● INFORMATION SUPPLIED:

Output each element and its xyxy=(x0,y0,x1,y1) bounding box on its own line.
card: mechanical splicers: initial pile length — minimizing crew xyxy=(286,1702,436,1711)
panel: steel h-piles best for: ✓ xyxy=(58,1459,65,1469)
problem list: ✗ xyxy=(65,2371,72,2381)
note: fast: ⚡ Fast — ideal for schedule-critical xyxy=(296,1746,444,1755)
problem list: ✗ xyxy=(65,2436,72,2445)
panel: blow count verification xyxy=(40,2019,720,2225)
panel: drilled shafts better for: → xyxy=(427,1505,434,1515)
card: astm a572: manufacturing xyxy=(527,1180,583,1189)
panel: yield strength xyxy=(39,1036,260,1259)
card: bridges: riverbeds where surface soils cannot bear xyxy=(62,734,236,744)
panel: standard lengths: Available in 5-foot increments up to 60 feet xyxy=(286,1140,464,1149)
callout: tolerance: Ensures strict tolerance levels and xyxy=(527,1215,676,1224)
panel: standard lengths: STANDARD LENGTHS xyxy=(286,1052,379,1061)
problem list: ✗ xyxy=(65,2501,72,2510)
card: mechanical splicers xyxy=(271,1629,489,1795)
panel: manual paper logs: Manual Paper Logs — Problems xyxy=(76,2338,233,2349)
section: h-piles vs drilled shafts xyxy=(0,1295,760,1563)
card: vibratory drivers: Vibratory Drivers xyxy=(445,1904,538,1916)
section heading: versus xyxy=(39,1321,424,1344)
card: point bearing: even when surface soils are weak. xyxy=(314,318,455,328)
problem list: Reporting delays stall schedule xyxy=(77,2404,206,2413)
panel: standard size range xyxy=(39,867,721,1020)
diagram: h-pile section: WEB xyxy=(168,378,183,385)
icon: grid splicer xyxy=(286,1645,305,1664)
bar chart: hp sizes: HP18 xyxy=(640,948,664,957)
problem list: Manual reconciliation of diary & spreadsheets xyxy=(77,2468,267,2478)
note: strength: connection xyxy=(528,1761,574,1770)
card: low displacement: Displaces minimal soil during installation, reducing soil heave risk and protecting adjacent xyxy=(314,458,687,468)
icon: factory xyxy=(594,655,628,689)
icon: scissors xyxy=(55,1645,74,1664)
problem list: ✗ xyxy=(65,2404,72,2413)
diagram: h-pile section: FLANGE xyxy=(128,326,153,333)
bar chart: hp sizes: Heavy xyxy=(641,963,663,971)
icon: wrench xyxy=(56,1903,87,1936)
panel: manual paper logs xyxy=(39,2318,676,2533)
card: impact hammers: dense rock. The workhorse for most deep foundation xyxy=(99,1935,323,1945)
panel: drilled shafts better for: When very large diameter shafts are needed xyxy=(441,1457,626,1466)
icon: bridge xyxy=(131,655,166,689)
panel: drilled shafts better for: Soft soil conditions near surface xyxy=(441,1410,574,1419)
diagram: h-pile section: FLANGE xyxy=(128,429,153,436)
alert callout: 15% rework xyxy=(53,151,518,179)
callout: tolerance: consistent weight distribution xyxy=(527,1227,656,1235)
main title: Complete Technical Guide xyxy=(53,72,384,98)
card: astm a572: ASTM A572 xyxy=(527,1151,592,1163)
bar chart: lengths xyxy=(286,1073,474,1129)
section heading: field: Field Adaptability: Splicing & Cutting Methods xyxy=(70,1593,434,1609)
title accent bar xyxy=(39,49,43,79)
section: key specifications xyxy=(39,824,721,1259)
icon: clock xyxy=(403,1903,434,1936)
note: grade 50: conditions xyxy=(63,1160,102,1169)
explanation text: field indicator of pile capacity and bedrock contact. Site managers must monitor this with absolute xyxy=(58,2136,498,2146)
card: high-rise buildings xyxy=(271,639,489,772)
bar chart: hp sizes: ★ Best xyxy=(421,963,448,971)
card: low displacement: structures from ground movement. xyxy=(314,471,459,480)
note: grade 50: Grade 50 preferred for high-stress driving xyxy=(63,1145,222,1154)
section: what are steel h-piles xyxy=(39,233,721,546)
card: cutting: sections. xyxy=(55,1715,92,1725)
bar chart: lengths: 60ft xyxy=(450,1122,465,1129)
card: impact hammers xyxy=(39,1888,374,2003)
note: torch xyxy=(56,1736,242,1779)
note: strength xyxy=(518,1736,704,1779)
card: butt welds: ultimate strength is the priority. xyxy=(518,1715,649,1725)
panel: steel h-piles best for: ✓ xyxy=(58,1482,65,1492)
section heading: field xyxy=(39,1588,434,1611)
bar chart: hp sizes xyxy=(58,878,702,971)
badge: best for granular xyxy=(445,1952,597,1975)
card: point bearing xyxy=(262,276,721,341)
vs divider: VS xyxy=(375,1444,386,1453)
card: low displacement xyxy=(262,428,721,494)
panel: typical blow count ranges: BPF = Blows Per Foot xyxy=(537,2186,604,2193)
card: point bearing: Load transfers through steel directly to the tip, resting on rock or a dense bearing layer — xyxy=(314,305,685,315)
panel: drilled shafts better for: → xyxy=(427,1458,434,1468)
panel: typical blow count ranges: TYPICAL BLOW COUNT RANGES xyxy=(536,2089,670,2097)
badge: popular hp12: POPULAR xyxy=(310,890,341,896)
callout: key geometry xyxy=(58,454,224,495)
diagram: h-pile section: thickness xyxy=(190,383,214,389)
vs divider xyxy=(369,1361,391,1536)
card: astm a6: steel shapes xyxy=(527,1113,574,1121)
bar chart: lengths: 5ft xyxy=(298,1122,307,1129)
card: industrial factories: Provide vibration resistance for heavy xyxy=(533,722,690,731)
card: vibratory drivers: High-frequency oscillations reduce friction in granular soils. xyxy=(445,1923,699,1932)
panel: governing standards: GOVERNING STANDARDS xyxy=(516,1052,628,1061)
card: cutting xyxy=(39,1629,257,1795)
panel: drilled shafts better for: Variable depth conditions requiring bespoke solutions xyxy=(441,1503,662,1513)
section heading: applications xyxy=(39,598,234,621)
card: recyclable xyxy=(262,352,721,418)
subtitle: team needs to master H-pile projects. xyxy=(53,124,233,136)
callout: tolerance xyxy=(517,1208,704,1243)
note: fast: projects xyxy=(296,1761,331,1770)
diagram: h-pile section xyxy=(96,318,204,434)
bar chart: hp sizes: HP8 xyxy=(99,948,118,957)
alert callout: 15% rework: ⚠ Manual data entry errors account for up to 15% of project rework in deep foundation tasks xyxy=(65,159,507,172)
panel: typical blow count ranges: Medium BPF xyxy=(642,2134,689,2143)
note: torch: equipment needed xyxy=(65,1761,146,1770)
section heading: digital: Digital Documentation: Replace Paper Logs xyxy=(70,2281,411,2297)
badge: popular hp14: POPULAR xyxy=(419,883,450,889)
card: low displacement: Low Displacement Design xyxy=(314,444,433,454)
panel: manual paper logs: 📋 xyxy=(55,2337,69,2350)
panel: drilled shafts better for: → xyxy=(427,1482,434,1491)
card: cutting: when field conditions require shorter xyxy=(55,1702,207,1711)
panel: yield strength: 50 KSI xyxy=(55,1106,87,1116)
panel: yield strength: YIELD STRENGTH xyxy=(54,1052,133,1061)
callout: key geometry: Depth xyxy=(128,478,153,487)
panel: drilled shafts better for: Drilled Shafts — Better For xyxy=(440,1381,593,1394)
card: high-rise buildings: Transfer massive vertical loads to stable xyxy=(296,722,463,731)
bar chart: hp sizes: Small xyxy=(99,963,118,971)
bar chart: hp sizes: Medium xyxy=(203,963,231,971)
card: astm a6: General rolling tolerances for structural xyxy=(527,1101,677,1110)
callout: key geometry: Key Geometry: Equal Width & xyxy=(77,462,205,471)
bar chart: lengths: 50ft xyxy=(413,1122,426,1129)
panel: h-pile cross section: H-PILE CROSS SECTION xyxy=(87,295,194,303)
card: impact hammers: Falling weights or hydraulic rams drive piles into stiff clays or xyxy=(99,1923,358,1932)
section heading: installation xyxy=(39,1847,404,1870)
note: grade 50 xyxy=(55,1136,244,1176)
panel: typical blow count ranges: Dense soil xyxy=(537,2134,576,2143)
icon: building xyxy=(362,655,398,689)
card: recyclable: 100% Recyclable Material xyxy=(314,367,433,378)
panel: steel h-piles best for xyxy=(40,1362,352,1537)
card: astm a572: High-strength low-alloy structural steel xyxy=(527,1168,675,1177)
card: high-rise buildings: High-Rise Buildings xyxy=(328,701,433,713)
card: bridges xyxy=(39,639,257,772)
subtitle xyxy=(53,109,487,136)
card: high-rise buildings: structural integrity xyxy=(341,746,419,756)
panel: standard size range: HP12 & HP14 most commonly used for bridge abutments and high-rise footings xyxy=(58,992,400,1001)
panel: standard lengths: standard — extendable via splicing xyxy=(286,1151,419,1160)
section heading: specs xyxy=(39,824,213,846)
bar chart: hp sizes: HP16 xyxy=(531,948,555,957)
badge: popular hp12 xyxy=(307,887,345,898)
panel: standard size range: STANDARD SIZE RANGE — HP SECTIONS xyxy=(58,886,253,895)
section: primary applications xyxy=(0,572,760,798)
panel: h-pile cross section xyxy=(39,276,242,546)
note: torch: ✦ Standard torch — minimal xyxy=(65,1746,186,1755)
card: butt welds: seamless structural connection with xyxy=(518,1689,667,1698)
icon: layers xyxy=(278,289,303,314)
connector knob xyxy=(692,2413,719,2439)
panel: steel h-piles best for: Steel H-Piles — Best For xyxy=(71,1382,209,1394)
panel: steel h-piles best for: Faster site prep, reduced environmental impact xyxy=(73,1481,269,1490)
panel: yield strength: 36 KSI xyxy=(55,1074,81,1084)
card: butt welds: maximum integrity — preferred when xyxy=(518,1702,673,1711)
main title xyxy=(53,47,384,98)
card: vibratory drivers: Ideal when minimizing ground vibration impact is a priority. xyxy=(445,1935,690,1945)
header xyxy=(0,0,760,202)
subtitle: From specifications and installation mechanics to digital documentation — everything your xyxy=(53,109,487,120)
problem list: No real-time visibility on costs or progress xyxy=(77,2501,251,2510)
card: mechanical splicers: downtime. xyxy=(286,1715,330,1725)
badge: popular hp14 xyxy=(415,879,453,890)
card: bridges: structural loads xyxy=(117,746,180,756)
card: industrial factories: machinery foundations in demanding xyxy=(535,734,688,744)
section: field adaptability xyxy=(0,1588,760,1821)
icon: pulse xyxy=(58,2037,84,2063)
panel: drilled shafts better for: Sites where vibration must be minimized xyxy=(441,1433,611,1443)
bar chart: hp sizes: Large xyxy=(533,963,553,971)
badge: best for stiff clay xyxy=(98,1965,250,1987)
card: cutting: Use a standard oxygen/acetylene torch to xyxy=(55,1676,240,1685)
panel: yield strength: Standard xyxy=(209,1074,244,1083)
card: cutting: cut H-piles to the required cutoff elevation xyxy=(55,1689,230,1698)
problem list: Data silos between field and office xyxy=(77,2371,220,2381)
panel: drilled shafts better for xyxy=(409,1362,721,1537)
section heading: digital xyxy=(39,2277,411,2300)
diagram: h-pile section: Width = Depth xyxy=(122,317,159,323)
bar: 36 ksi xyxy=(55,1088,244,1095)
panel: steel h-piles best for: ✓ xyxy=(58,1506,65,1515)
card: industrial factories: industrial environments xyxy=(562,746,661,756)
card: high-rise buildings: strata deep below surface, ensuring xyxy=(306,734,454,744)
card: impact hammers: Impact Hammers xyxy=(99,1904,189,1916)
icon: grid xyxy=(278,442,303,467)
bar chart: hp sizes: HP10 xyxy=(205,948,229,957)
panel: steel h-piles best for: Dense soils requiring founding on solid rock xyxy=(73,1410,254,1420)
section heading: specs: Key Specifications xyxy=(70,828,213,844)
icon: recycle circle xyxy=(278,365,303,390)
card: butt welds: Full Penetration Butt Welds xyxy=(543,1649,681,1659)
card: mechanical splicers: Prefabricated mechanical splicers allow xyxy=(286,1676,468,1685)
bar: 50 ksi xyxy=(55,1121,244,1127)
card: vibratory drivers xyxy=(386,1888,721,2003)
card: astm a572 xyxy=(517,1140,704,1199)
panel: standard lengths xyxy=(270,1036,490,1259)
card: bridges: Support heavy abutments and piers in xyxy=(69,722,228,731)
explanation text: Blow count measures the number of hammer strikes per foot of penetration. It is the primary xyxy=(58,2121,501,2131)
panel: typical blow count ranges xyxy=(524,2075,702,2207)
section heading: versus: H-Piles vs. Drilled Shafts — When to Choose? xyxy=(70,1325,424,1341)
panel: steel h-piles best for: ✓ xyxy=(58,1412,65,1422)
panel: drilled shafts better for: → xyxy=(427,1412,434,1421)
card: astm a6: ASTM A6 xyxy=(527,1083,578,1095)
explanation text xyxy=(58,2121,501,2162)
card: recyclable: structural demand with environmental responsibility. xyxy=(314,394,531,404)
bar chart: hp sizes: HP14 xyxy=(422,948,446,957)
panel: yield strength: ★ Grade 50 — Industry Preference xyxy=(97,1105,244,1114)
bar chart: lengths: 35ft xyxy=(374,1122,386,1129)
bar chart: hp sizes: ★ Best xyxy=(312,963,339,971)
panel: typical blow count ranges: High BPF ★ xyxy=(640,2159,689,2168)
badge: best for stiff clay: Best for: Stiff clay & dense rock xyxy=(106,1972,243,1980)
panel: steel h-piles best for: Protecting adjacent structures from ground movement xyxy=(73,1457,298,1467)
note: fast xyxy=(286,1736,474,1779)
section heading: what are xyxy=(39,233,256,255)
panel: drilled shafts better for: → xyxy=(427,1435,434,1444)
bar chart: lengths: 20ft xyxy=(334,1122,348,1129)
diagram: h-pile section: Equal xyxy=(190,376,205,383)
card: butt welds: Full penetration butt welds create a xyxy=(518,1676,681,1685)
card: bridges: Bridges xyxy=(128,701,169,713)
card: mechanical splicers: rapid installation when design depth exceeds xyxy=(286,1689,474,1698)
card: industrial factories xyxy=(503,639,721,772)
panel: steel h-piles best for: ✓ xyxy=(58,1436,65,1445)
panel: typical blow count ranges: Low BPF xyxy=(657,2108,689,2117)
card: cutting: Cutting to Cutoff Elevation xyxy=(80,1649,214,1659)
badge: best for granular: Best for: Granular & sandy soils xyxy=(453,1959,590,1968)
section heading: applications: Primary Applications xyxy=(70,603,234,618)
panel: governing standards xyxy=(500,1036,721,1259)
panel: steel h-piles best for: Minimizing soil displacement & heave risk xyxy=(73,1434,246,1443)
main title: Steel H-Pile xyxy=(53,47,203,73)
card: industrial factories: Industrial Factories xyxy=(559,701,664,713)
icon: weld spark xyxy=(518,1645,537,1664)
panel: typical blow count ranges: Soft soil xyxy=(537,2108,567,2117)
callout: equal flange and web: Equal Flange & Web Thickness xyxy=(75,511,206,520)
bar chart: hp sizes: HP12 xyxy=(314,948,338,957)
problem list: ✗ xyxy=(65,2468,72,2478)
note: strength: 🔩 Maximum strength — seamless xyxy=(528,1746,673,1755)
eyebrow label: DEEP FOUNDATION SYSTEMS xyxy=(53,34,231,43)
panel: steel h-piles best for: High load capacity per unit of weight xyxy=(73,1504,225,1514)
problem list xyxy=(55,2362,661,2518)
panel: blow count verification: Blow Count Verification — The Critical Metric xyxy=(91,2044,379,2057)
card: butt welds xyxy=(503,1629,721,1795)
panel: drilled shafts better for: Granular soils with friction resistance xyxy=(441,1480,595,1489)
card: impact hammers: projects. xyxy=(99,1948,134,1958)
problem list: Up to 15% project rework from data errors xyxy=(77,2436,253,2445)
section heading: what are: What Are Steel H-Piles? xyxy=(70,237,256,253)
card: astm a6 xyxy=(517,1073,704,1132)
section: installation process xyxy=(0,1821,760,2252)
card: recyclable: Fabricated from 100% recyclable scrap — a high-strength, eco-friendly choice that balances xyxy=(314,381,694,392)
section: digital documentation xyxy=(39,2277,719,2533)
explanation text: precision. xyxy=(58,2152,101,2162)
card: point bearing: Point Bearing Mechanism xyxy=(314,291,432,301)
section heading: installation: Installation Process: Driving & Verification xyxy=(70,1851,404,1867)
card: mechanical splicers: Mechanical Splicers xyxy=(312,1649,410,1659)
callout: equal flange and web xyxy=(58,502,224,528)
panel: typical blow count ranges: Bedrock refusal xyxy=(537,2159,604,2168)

● EXERCISE INSTRUCTIONS:
Reproduce verbatim the part of the listing that opens with its first line and closes with the line containing "problem list: ✗ xyxy=(65,2371,72,2381)", including both of those lines.

● RESPONSE TO THIS EXERCISE:
Output each element and its xyxy=(x0,y0,x1,y1) bounding box on its own line.
card: mechanical splicers: initial pile length — minimizing crew xyxy=(286,1702,436,1711)
panel: steel h-piles best for: ✓ xyxy=(58,1459,65,1469)
problem list: ✗ xyxy=(65,2371,72,2381)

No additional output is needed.